▶ _Work to be completed_
An exact copy of the records is required, minus the pictures they hold.
╭─ Information supplied
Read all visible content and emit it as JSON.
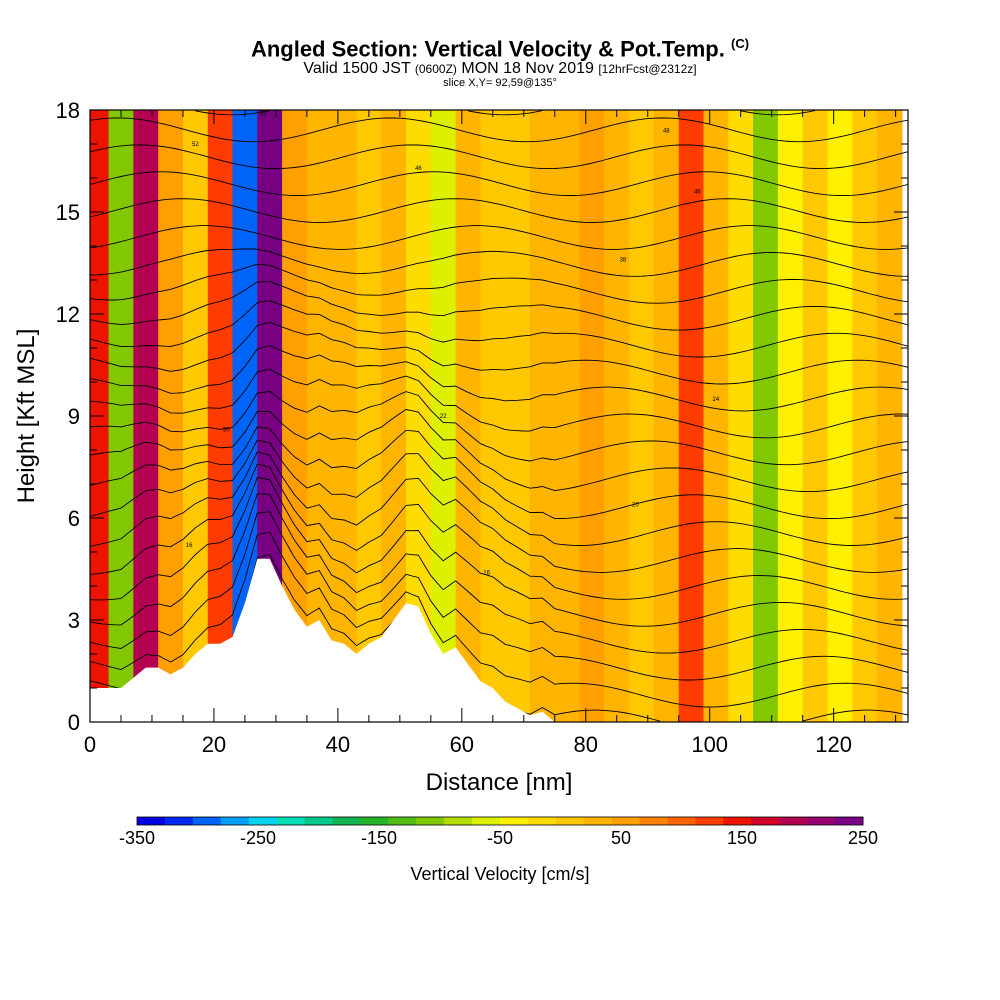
{
  "chart_data": {
    "type": "heatmap",
    "title": "Angled Section: Vertical Velocity & Pot.Temp.",
    "title_tag": "(C)",
    "subtitle_valid": "Valid 1500 JST",
    "subtitle_utc": "(0600Z)",
    "subtitle_date": "MON 18 Nov 2019",
    "subtitle_fcst": "[12hrFcst@2312z]",
    "slice": "slice X,Y= 92,59@135°",
    "xlabel": "Distance [nm]",
    "ylabel": "Height [Kft MSL]",
    "xlim": [
      0,
      132
    ],
    "ylim": [
      0,
      18
    ],
    "x_ticks": [
      0,
      20,
      40,
      60,
      80,
      100,
      120
    ],
    "y_ticks": [
      0,
      3,
      6,
      9,
      12,
      15,
      18
    ],
    "colorbar": {
      "label": "Vertical Velocity [cm/s]",
      "min": -350,
      "max": 250,
      "ticks": [
        -350,
        -250,
        -150,
        -50,
        50,
        150,
        250
      ],
      "colors": [
        "#0000e0",
        "#0028f0",
        "#0064f8",
        "#00a0f8",
        "#00d2f0",
        "#00dcb4",
        "#00c88c",
        "#10b450",
        "#28b428",
        "#50bc14",
        "#82c800",
        "#b4dc00",
        "#dcf000",
        "#fff000",
        "#ffdc00",
        "#ffc800",
        "#ffb400",
        "#ffa000",
        "#ff8200",
        "#ff6400",
        "#ff3c00",
        "#ec1400",
        "#d20028",
        "#b40050",
        "#96006e",
        "#780082"
      ]
    },
    "velocity_columns": [
      {
        "x": 1,
        "v": 150
      },
      {
        "x": 5,
        "v": -100
      },
      {
        "x": 9,
        "v": 190
      },
      {
        "x": 13,
        "v": 60
      },
      {
        "x": 17,
        "v": 0
      },
      {
        "x": 21,
        "v": 120
      },
      {
        "x": 25,
        "v": -300
      },
      {
        "x": 29,
        "v": 240
      },
      {
        "x": 33,
        "v": 60
      },
      {
        "x": 37,
        "v": 40
      },
      {
        "x": 41,
        "v": 30
      },
      {
        "x": 45,
        "v": 10
      },
      {
        "x": 49,
        "v": 20
      },
      {
        "x": 53,
        "v": -20
      },
      {
        "x": 57,
        "v": -60
      },
      {
        "x": 61,
        "v": 20
      },
      {
        "x": 65,
        "v": 0
      },
      {
        "x": 69,
        "v": 10
      },
      {
        "x": 73,
        "v": 20
      },
      {
        "x": 77,
        "v": 30
      },
      {
        "x": 81,
        "v": 60
      },
      {
        "x": 85,
        "v": 20
      },
      {
        "x": 89,
        "v": 0
      },
      {
        "x": 93,
        "v": 40
      },
      {
        "x": 97,
        "v": 120
      },
      {
        "x": 101,
        "v": 20
      },
      {
        "x": 105,
        "v": -20
      },
      {
        "x": 109,
        "v": -100
      },
      {
        "x": 113,
        "v": -30
      },
      {
        "x": 117,
        "v": 10
      },
      {
        "x": 121,
        "v": -40
      },
      {
        "x": 125,
        "v": 10
      },
      {
        "x": 129,
        "v": 20
      }
    ],
    "terrain": [
      {
        "x": 0,
        "z": 1.0
      },
      {
        "x": 5,
        "z": 1.0
      },
      {
        "x": 7,
        "z": 1.3
      },
      {
        "x": 9,
        "z": 1.6
      },
      {
        "x": 11,
        "z": 1.6
      },
      {
        "x": 13,
        "z": 1.4
      },
      {
        "x": 15,
        "z": 1.6
      },
      {
        "x": 17,
        "z": 2.0
      },
      {
        "x": 19,
        "z": 2.3
      },
      {
        "x": 21,
        "z": 2.3
      },
      {
        "x": 23,
        "z": 2.5
      },
      {
        "x": 25,
        "z": 3.5
      },
      {
        "x": 27,
        "z": 4.8
      },
      {
        "x": 29,
        "z": 4.8
      },
      {
        "x": 31,
        "z": 4.0
      },
      {
        "x": 33,
        "z": 3.3
      },
      {
        "x": 35,
        "z": 2.8
      },
      {
        "x": 37,
        "z": 3.0
      },
      {
        "x": 39,
        "z": 2.4
      },
      {
        "x": 41,
        "z": 2.3
      },
      {
        "x": 43,
        "z": 2.0
      },
      {
        "x": 45,
        "z": 2.3
      },
      {
        "x": 47,
        "z": 2.5
      },
      {
        "x": 49,
        "z": 3.0
      },
      {
        "x": 51,
        "z": 3.5
      },
      {
        "x": 53,
        "z": 3.4
      },
      {
        "x": 55,
        "z": 2.6
      },
      {
        "x": 57,
        "z": 2.0
      },
      {
        "x": 59,
        "z": 2.2
      },
      {
        "x": 61,
        "z": 1.7
      },
      {
        "x": 63,
        "z": 1.2
      },
      {
        "x": 65,
        "z": 1.0
      },
      {
        "x": 67,
        "z": 0.6
      },
      {
        "x": 69,
        "z": 0.4
      },
      {
        "x": 71,
        "z": 0.2
      },
      {
        "x": 73,
        "z": 0.3
      },
      {
        "x": 75,
        "z": 0.0
      },
      {
        "x": 132,
        "z": 0.0
      }
    ],
    "isentropes": {
      "theta_min": 10,
      "theta_max": 58,
      "theta_step": 2,
      "contour_labels": [
        {
          "x": 16,
          "z": 5.2,
          "text": "16"
        },
        {
          "x": 17,
          "z": 17.0,
          "text": "52"
        },
        {
          "x": 22,
          "z": 8.6,
          "text": "30"
        },
        {
          "x": 28,
          "z": 17.9,
          "text": "52"
        },
        {
          "x": 53,
          "z": 16.3,
          "text": "46"
        },
        {
          "x": 57,
          "z": 9.0,
          "text": "22"
        },
        {
          "x": 64,
          "z": 4.4,
          "text": "16"
        },
        {
          "x": 86,
          "z": 13.6,
          "text": "38"
        },
        {
          "x": 93,
          "z": 17.4,
          "text": "48"
        },
        {
          "x": 98,
          "z": 15.6,
          "text": "46"
        },
        {
          "x": 101,
          "z": 9.5,
          "text": "24"
        },
        {
          "x": 88,
          "z": 6.4,
          "text": "20"
        }
      ]
    }
  }
}
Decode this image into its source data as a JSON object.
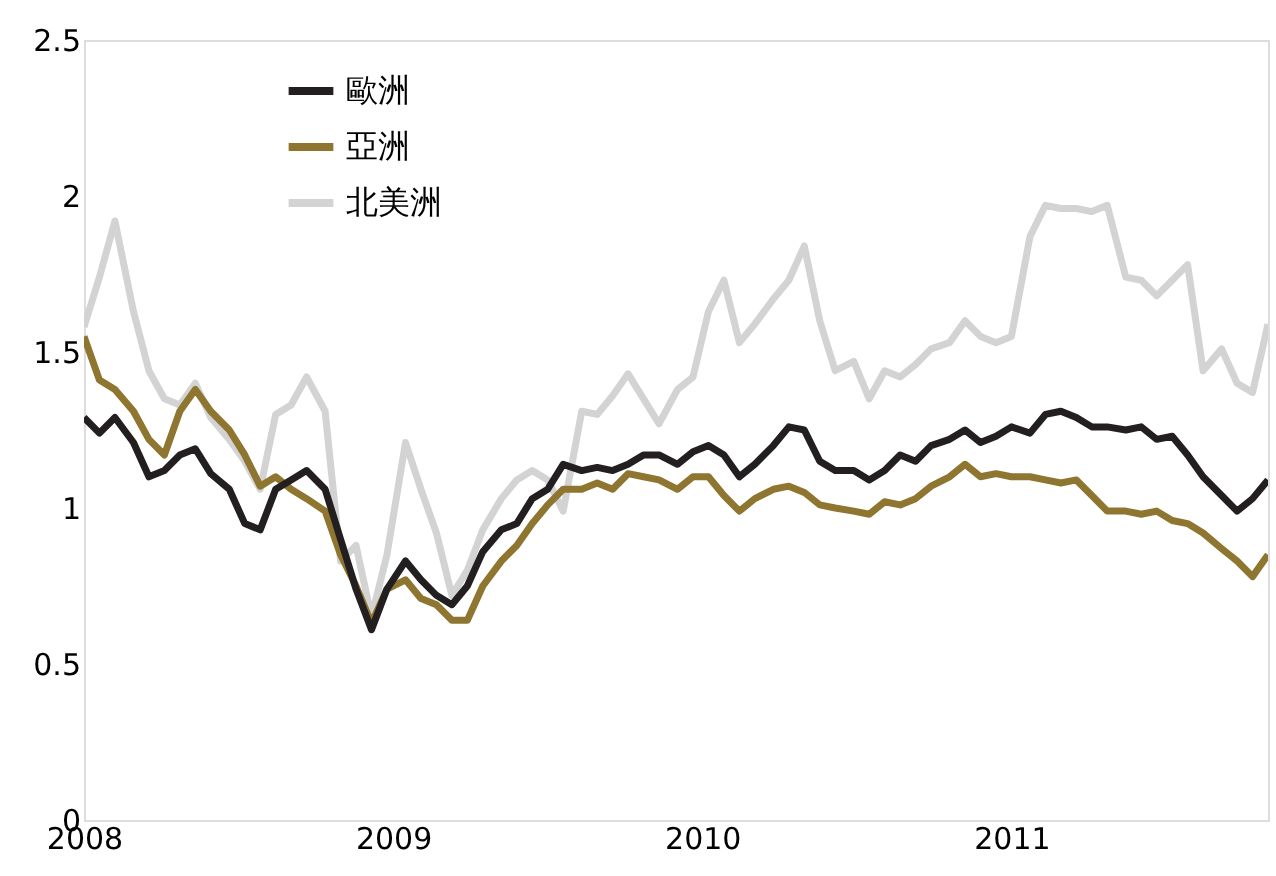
╰─
▶ _Complete answer_
Read all visible content and emit it as JSON.
{
  "chart_data": {
    "type": "heatmap",
    "title": "Angled Section: Vertical Velocity & Pot.Temp.",
    "title_tag": "(C)",
    "subtitle_valid": "Valid 1500 JST",
    "subtitle_utc": "(0600Z)",
    "subtitle_date": "MON 18 Nov 2019",
    "subtitle_fcst": "[12hrFcst@2312z]",
    "slice": "slice X,Y= 92,59@135°",
    "xlabel": "Distance [nm]",
    "ylabel": "Height [Kft MSL]",
    "xlim": [
      0,
      132
    ],
    "ylim": [
      0,
      18
    ],
    "x_ticks": [
      0,
      20,
      40,
      60,
      80,
      100,
      120
    ],
    "y_ticks": [
      0,
      3,
      6,
      9,
      12,
      15,
      18
    ],
    "colorbar": {
      "label": "Vertical Velocity [cm/s]",
      "min": -350,
      "max": 250,
      "ticks": [
        -350,
        -250,
        -150,
        -50,
        50,
        150,
        250
      ],
      "colors": [
        "#0000e0",
        "#0028f0",
        "#0064f8",
        "#00a0f8",
        "#00d2f0",
        "#00dcb4",
        "#00c88c",
        "#10b450",
        "#28b428",
        "#50bc14",
        "#82c800",
        "#b4dc00",
        "#dcf000",
        "#fff000",
        "#ffdc00",
        "#ffc800",
        "#ffb400",
        "#ffa000",
        "#ff8200",
        "#ff6400",
        "#ff3c00",
        "#ec1400",
        "#d20028",
        "#b40050",
        "#96006e",
        "#780082"
      ]
    },
    "velocity_columns": [
      {
        "x": 1,
        "v": 150
      },
      {
        "x": 5,
        "v": -100
      },
      {
        "x": 9,
        "v": 190
      },
      {
        "x": 13,
        "v": 60
      },
      {
        "x": 17,
        "v": 0
      },
      {
        "x": 21,
        "v": 120
      },
      {
        "x": 25,
        "v": -300
      },
      {
        "x": 29,
        "v": 240
      },
      {
        "x": 33,
        "v": 60
      },
      {
        "x": 37,
        "v": 40
      },
      {
        "x": 41,
        "v": 30
      },
      {
        "x": 45,
        "v": 10
      },
      {
        "x": 49,
        "v": 20
      },
      {
        "x": 53,
        "v": -20
      },
      {
        "x": 57,
        "v": -60
      },
      {
        "x": 61,
        "v": 20
      },
      {
        "x": 65,
        "v": 0
      },
      {
        "x": 69,
        "v": 10
      },
      {
        "x": 73,
        "v": 20
      },
      {
        "x": 77,
        "v": 30
      },
      {
        "x": 81,
        "v": 60
      },
      {
        "x": 85,
        "v": 20
      },
      {
        "x": 89,
        "v": 0
      },
      {
        "x": 93,
        "v": 40
      },
      {
        "x": 97,
        "v": 120
      },
      {
        "x": 101,
        "v": 20
      },
      {
        "x": 105,
        "v": -20
      },
      {
        "x": 109,
        "v": -100
      },
      {
        "x": 113,
        "v": -30
      },
      {
        "x": 117,
        "v": 10
      },
      {
        "x": 121,
        "v": -40
      },
      {
        "x": 125,
        "v": 10
      },
      {
        "x": 129,
        "v": 20
      }
    ],
    "terrain": [
      {
        "x": 0,
        "z": 1.0
      },
      {
        "x": 5,
        "z": 1.0
      },
      {
        "x": 7,
        "z": 1.3
      },
      {
        "x": 9,
        "z": 1.6
      },
      {
        "x": 11,
        "z": 1.6
      },
      {
        "x": 13,
        "z": 1.4
      },
      {
        "x": 15,
        "z": 1.6
      },
      {
        "x": 17,
        "z": 2.0
      },
      {
        "x": 19,
        "z": 2.3
      },
      {
        "x": 21,
        "z": 2.3
      },
      {
        "x": 23,
        "z": 2.5
      },
      {
        "x": 25,
        "z": 3.5
      },
      {
        "x": 27,
        "z": 4.8
      },
      {
        "x": 29,
        "z": 4.8
      },
      {
        "x": 31,
        "z": 4.0
      },
      {
        "x": 33,
        "z": 3.3
      },
      {
        "x": 35,
        "z": 2.8
      },
      {
        "x": 37,
        "z": 3.0
      },
      {
        "x": 39,
        "z": 2.4
      },
      {
        "x": 41,
        "z": 2.3
      },
      {
        "x": 43,
        "z": 2.0
      },
      {
        "x": 45,
        "z": 2.3
      },
      {
        "x": 47,
        "z": 2.5
      },
      {
        "x": 49,
        "z": 3.0
      },
      {
        "x": 51,
        "z": 3.5
      },
      {
        "x": 53,
        "z": 3.4
      },
      {
        "x": 55,
        "z": 2.6
      },
      {
        "x": 57,
        "z": 2.0
      },
      {
        "x": 59,
        "z": 2.2
      },
      {
        "x": 61,
        "z": 1.7
      },
      {
        "x": 63,
        "z": 1.2
      },
      {
        "x": 65,
        "z": 1.0
      },
      {
        "x": 67,
        "z": 0.6
      },
      {
        "x": 69,
        "z": 0.4
      },
      {
        "x": 71,
        "z": 0.2
      },
      {
        "x": 73,
        "z": 0.3
      },
      {
        "x": 75,
        "z": 0.0
      },
      {
        "x": 132,
        "z": 0.0
      }
    ],
    "isentropes": {
      "theta_min": 10,
      "theta_max": 58,
      "theta_step": 2,
      "contour_labels": [
        {
          "x": 16,
          "z": 5.2,
          "text": "16"
        },
        {
          "x": 17,
          "z": 17.0,
          "text": "52"
        },
        {
          "x": 22,
          "z": 8.6,
          "text": "30"
        },
        {
          "x": 28,
          "z": 17.9,
          "text": "52"
        },
        {
          "x": 53,
          "z": 16.3,
          "text": "46"
        },
        {
          "x": 57,
          "z": 9.0,
          "text": "22"
        },
        {
          "x": 64,
          "z": 4.4,
          "text": "16"
        },
        {
          "x": 86,
          "z": 13.6,
          "text": "38"
        },
        {
          "x": 93,
          "z": 17.4,
          "text": "48"
        },
        {
          "x": 98,
          "z": 15.6,
          "text": "46"
        },
        {
          "x": 101,
          "z": 9.5,
          "text": "24"
        },
        {
          "x": 88,
          "z": 6.4,
          "text": "20"
        }
      ]
    }
  }
}
Decode this image into its source data as a JSON object.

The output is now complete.